Exercise brief: Return the entries below in their exact form, leaving the pictures out.

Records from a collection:

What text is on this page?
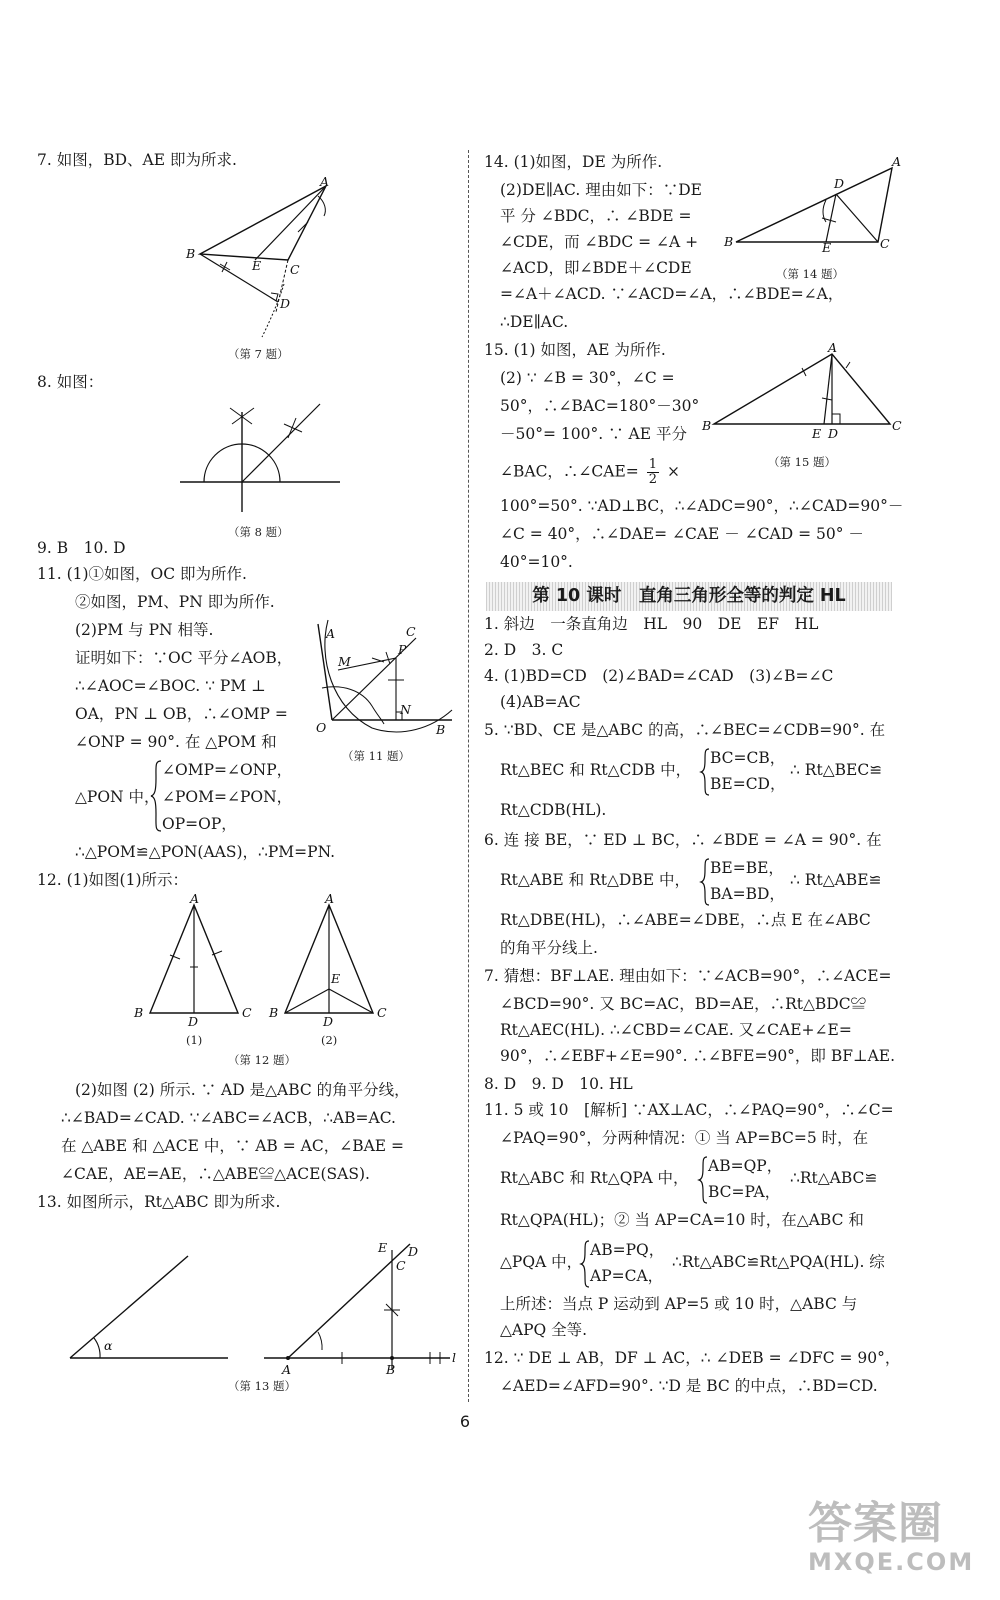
7. 如图，BD、AE 即为所求.
A
B
E C
D
（第 7 题）
8. 如图：
（第 8 题）
9. B　10. D
11. (1)①如图，OC 即为所作.
②如图，PM、PN 即为所作.
(2)PM 与 PN 相等.
证明如下：∵OC 平分∠AOB，
∴∠AOC=∠BOC. ∵ PM ⊥
OA，PN ⊥ OB，∴∠OMP =
∠ONP = 90°. 在 △POM 和
∠OMP=∠ONP，
△PON 中， ∠POM=∠PON，
OP=OP，
A	C
M
P
N
O	B
（第 11 题）
∴△POM≌△PON(AAS)，∴PM=PN.
12. (1)如图(1)所示：
A
B
D
C
(1)
A
E
B
D
C
(2)
（第 12 题）
(2)如图 (2) 所示. ∵ AD 是△ABC 的角平分线，
∴∠BAD=∠CAD. ∵∠ABC=∠ACB，∴AB=AC.
在 △ABE 和 △ACE 中，∵ AB = AC，∠BAE =
∠CAE，AE=AE，∴△ABE≌△ACE(SAS).
13. 如图所示，Rt△ABC 即为所求.
α
E D
C
A	B
l
（第 13 题）
14. (1)如图，DE 为所作.
(2)DE∥AC. 理由如下：∵DE
平 分 ∠BDC，∴ ∠BDE =
∠CDE，而 ∠BDC = ∠A +
∠ACD，即∠BDE＋∠CDE
A
D
B	E	C
（第 14 题）
=∠A＋∠ACD. ∵∠ACD=∠A，∴∠BDE=∠A，
∴DE∥AC.
15. (1) 如图，AE 为所作.
(2) ∵ ∠B = 30°，∠C =
50°，∴∠BAC=180°－30°
－50°= 100°. ∵ AE 平分
∠BAC，∴∠CAE= $\frac{1}{2}$ ×
A
B
E D
C
（第 15 题）
100°=50°. ∵AD⊥BC，∴∠ADC=90°，∴∠CAD=90°－
∠C = 40°，∴∠DAE= ∠CAE － ∠CAD = 50° －
40°=10°.
第 10 课时　直角三角形全等的判定 HL
1. 斜边　一条直角边　HL　90　DE　EF　HL
2. D　3. C
4. (1)BD=CD　(2)∠BAD=∠CAD　(3)∠B=∠C
(4)AB=AC
5. ∵BD、CE 是△ABC 的高，∴∠BEC=∠CDB=90°. 在
Rt△BEC 和 Rt△CDB 中，
BC=CB，
BE=CD，
∴ Rt△BEC≌
Rt△CDB(HL).
6. 连 接 BE，∵ ED ⊥ BC，∴ ∠BDE = ∠A = 90°. 在
Rt△ABE 和 Rt△DBE 中，
BE=BE，
BA=BD，
∴ Rt△ABE≌
Rt△DBE(HL)，∴∠ABE=∠DBE，∴点 E 在∠ABC
的角平分线上.
7. 猜想：BF⊥AE. 理由如下：∵∠ACB=90°，∴∠ACE=
∠BCD=90°. 又 BC=AC，BD=AE，∴Rt△BDC≌
Rt△AEC(HL). ∴∠CBD=∠CAE. 又∠CAE+∠E=
90°，∴∠EBF+∠E=90°. ∴∠BFE=90°，即 BF⊥AE.
8. D　9. D　10. HL
11. 5 或 10　[解析] ∵AX⊥AC，∴∠PAQ=90°，∴∠C=
∠PAQ=90°，分两种情况：① 当 AP=BC=5 时，在
Rt△ABC 和 Rt△QPA 中，
AB=QP，
BC=PA，
∴Rt△ABC≌
Rt△QPA(HL)；② 当 AP=CA=10 时，在△ABC 和
△PQA 中，
AB=PQ，
AP=CA，
∴Rt△ABC≌Rt△PQA(HL). 综
上所述：当点 P 运动到 AP=5 或 10 时，△ABC 与
△APQ 全等.
12. ∵ DE ⊥ AB，DF ⊥ AC，∴ ∠DEB = ∠DFC = 90°，
∠AED=∠AFD=90°. ∵D 是 BC 的中点，∴BD=CD.
6
答案圈
MXQE.COM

Answer to this problem:
What text is on this page?
7. 如图，BD、AE 即为所求.
A
B
E C
D
（第 7 题）
8. 如图：
（第 8 题）
9. B　10. D
11. (1)①如图，OC 即为所作.
②如图，PM、PN 即为所作.
(2)PM 与 PN 相等.
证明如下：∵OC 平分∠AOB，
∴∠AOC=∠BOC. ∵ PM ⊥
OA，PN ⊥ OB，∴∠OMP =
∠ONP = 90°. 在 △POM 和
∠OMP=∠ONP，
△PON 中， ∠POM=∠PON，
OP=OP，
A	C
M
P
N
O	B
（第 11 题）
∴△POM≌△PON(AAS)，∴PM=PN.
12. (1)如图(1)所示：
A
B
D
C
(1)
A
E
B
D
C
(2)
（第 12 题）
(2)如图 (2) 所示. ∵ AD 是△ABC 的角平分线，
∴∠BAD=∠CAD. ∵∠ABC=∠ACB，∴AB=AC.
在 △ABE 和 △ACE 中，∵ AB = AC，∠BAE =
∠CAE，AE=AE，∴△ABE≌△ACE(SAS).
13. 如图所示，Rt△ABC 即为所求.
α
E D
C
A	B
l
（第 13 题）
14. (1)如图，DE 为所作.
(2)DE∥AC. 理由如下：∵DE
平 分 ∠BDC，∴ ∠BDE =
∠CDE，而 ∠BDC = ∠A +
∠ACD，即∠BDE＋∠CDE
A
D
B	E	C
（第 14 题）
=∠A＋∠ACD. ∵∠ACD=∠A，∴∠BDE=∠A，
∴DE∥AC.
15. (1) 如图，AE 为所作.
(2) ∵ ∠B = 30°，∠C =
50°，∴∠BAC=180°－30°
－50°= 100°. ∵ AE 平分
∠BAC，∴∠CAE= $\frac{1}{2}$ ×
A
B
E D
C
（第 15 题）
100°=50°. ∵AD⊥BC，∴∠ADC=90°，∴∠CAD=90°－
∠C = 40°，∴∠DAE= ∠CAE － ∠CAD = 50° －
40°=10°.
第 10 课时　直角三角形全等的判定 HL
1. 斜边　一条直角边　HL　90　DE　EF　HL
2. D　3. C
4. (1)BD=CD　(2)∠BAD=∠CAD　(3)∠B=∠C
(4)AB=AC
5. ∵BD、CE 是△ABC 的高，∴∠BEC=∠CDB=90°. 在
Rt△BEC 和 Rt△CDB 中，
BC=CB，
BE=CD，
∴ Rt△BEC≌
Rt△CDB(HL).
6. 连 接 BE，∵ ED ⊥ BC，∴ ∠BDE = ∠A = 90°. 在
Rt△ABE 和 Rt△DBE 中，
BE=BE，
BA=BD，
∴ Rt△ABE≌
Rt△DBE(HL)，∴∠ABE=∠DBE，∴点 E 在∠ABC
的角平分线上.
7. 猜想：BF⊥AE. 理由如下：∵∠ACB=90°，∴∠ACE=
∠BCD=90°. 又 BC=AC，BD=AE，∴Rt△BDC≌
Rt△AEC(HL). ∴∠CBD=∠CAE. 又∠CAE+∠E=
90°，∴∠EBF+∠E=90°. ∴∠BFE=90°，即 BF⊥AE.
8. D　9. D　10. HL
11. 5 或 10　[解析] ∵AX⊥AC，∴∠PAQ=90°，∴∠C=
∠PAQ=90°，分两种情况：① 当 AP=BC=5 时，在
Rt△ABC 和 Rt△QPA 中，
AB=QP，
BC=PA，
∴Rt△ABC≌
Rt△QPA(HL)；② 当 AP=CA=10 时，在△ABC 和
△PQA 中，
AB=PQ，
AP=CA，
∴Rt△ABC≌Rt△PQA(HL). 综
上所述：当点 P 运动到 AP=5 或 10 时，△ABC 与
△APQ 全等.
12. ∵ DE ⊥ AB，DF ⊥ AC，∴ ∠DEB = ∠DFC = 90°，
∠AED=∠AFD=90°. ∵D 是 BC 的中点，∴BD=CD.
6
答案圈
MXQE.COM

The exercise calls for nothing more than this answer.